§ **SET EXERCISE**:
Output every line below without omitting or altering anything.

* START *

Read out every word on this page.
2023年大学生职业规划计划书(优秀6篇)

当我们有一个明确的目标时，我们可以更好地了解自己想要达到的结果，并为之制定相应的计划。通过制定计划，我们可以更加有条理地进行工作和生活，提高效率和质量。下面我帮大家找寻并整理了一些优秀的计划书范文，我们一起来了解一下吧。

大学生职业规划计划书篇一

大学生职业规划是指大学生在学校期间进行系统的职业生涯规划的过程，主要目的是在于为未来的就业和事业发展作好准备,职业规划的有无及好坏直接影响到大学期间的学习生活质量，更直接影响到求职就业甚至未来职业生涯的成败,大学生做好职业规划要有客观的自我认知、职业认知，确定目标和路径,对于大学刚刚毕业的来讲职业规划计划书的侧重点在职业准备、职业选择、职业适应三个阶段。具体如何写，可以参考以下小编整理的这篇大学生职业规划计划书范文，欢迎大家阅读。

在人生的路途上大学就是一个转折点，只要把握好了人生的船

* END *

§ **COMPLETE RESPONSE**:
Read out every word on this page.
2023年大学生职业规划计划书(优秀6篇)

当我们有一个明确的目标时，我们可以更好地了解自己想要达到的结果，并为之制定相应的计划。通过制定计划，我们可以更加有条理地进行工作和生活，提高效率和质量。下面我帮大家找寻并整理了一些优秀的计划书范文，我们一起来了解一下吧。

大学生职业规划计划书篇一

大学生职业规划是指大学生在学校期间进行系统的职业生涯规划的过程，主要目的是在于为未来的就业和事业发展作好准备,职业规划的有无及好坏直接影响到大学期间的学习生活质量，更直接影响到求职就业甚至未来职业生涯的成败,大学生做好职业规划要有客观的自我认知、职业认知，确定目标和路径,对于大学刚刚毕业的来讲职业规划计划书的侧重点在职业准备、职业选择、职业适应三个阶段。具体如何写，可以参考以下小编整理的这篇大学生职业规划计划书范文，欢迎大家阅读。

在人生的路途上大学就是一个转折点，只要把握好了人生的船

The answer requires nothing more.